▶ Written instruction:
Copy all lines below containing "согласованию".

(Collected data entries)

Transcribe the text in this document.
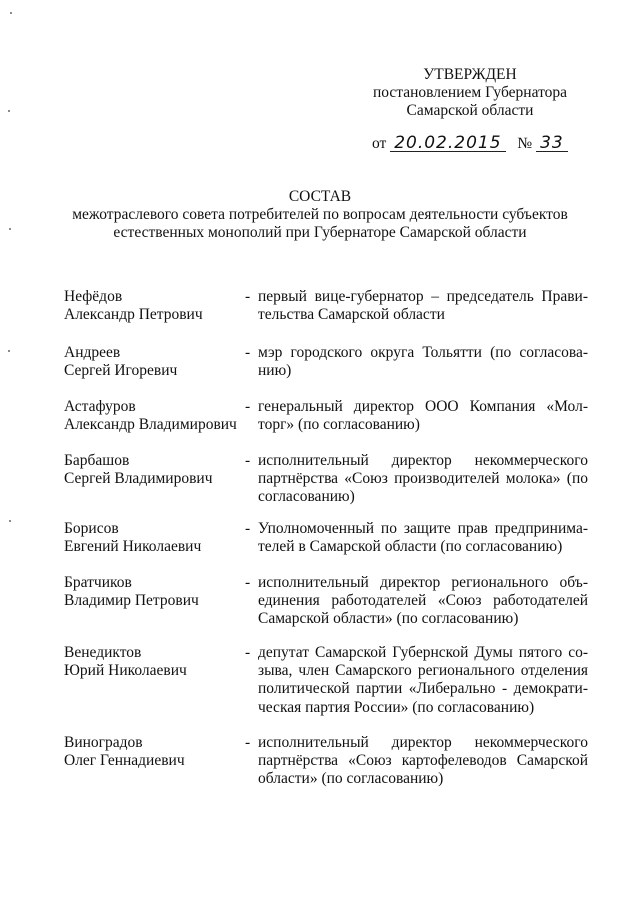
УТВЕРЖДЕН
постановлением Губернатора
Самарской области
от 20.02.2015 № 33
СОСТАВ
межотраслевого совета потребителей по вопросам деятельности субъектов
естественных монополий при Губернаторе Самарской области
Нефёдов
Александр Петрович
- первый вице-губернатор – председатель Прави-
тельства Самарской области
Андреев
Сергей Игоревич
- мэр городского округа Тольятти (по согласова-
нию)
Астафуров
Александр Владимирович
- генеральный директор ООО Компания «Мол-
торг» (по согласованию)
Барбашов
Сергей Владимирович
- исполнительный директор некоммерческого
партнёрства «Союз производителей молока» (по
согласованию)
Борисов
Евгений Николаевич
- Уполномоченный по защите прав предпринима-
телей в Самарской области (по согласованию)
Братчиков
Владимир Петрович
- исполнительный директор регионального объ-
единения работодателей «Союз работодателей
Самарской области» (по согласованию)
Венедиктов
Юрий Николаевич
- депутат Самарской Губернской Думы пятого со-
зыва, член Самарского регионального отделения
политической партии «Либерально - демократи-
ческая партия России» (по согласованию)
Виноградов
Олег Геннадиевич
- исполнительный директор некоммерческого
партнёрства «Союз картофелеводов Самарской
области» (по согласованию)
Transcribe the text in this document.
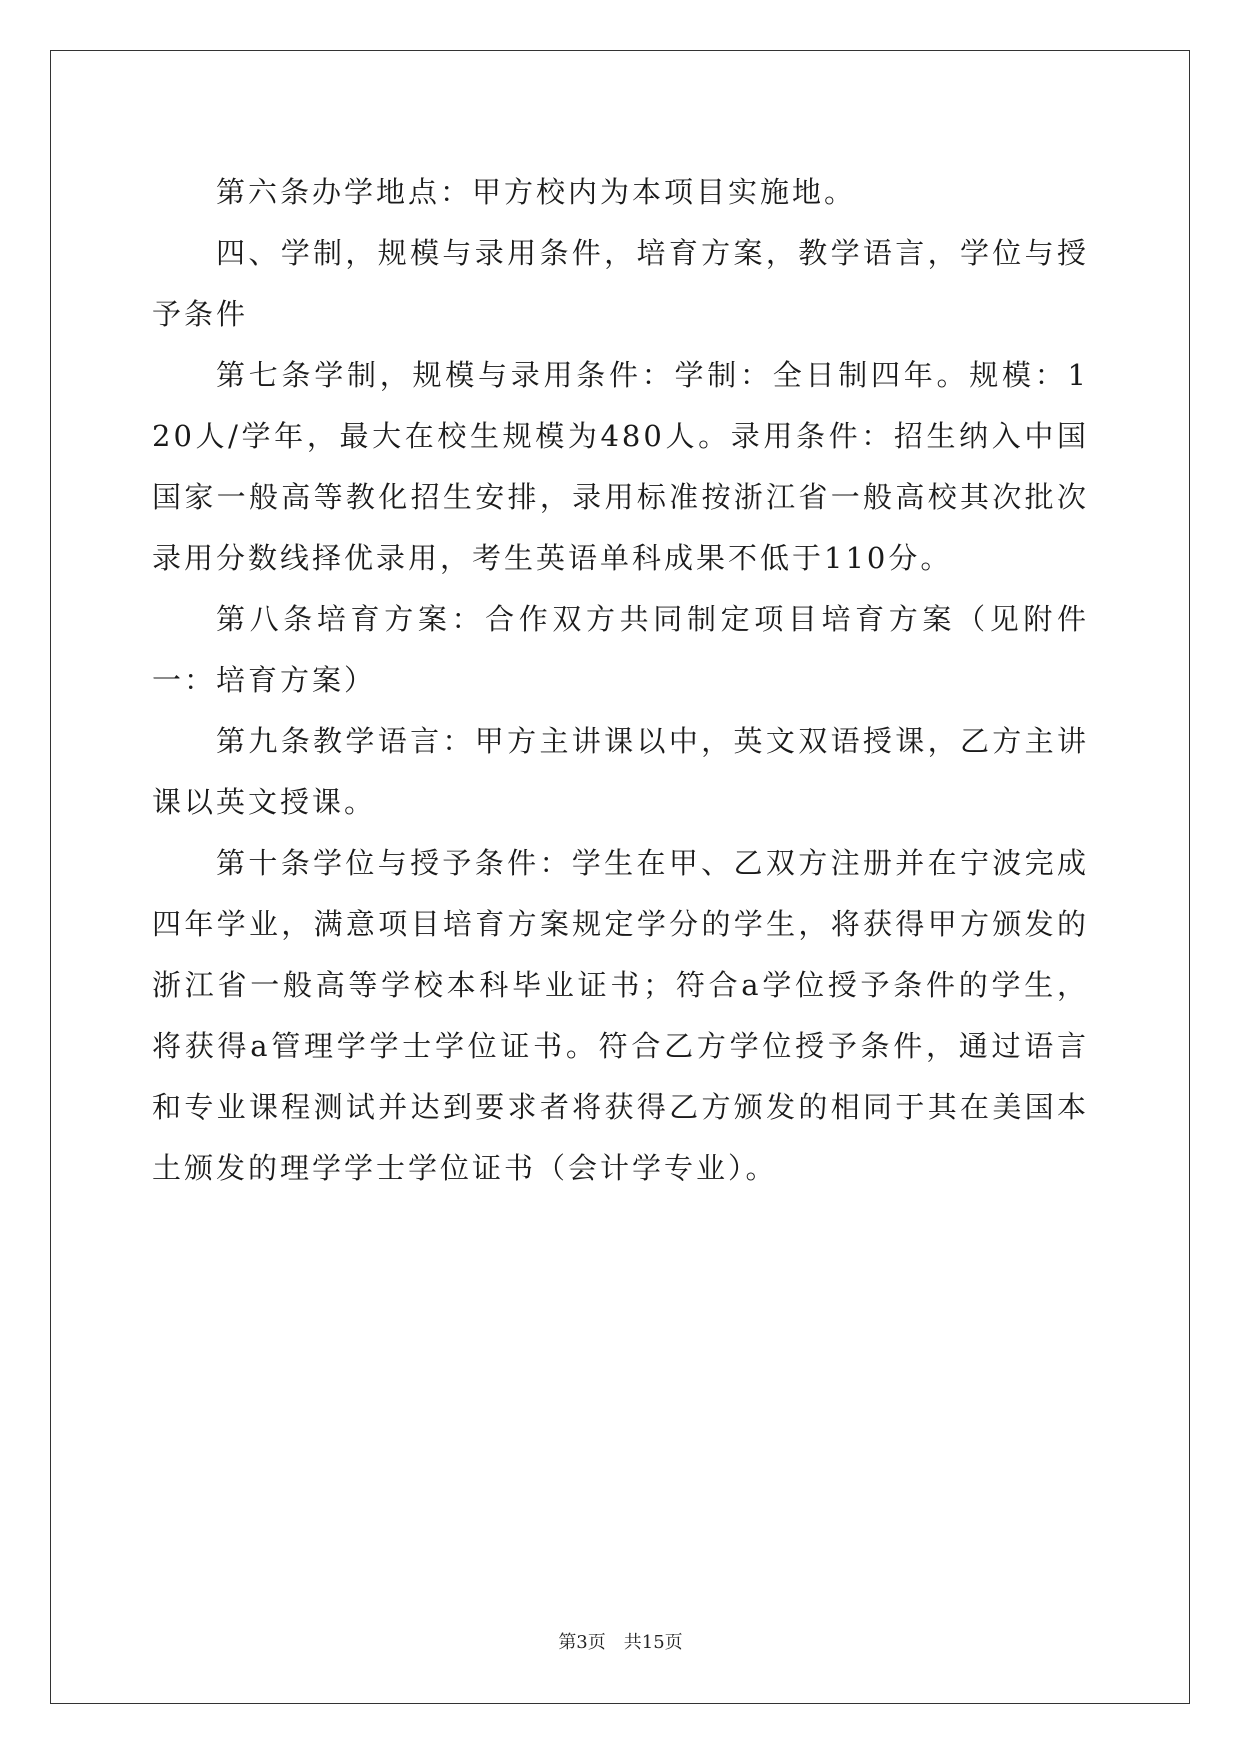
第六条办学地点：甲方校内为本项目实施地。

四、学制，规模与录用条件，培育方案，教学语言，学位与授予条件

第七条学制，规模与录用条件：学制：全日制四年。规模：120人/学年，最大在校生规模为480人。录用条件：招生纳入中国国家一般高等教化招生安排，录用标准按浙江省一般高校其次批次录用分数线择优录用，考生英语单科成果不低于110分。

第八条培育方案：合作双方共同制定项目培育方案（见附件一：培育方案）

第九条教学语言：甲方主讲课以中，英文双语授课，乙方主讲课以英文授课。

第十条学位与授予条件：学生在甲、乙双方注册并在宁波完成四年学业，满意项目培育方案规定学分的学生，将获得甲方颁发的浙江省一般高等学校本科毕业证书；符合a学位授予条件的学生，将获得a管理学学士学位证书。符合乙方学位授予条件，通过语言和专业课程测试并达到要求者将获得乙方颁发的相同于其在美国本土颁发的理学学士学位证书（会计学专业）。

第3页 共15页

▶ Final answer:
торг» (по согласованию)
согласованию)
телей в Самарской области (по согласованию)
Самарской области» (по согласованию)
ческая партия России» (по согласованию)
области» (по согласованию)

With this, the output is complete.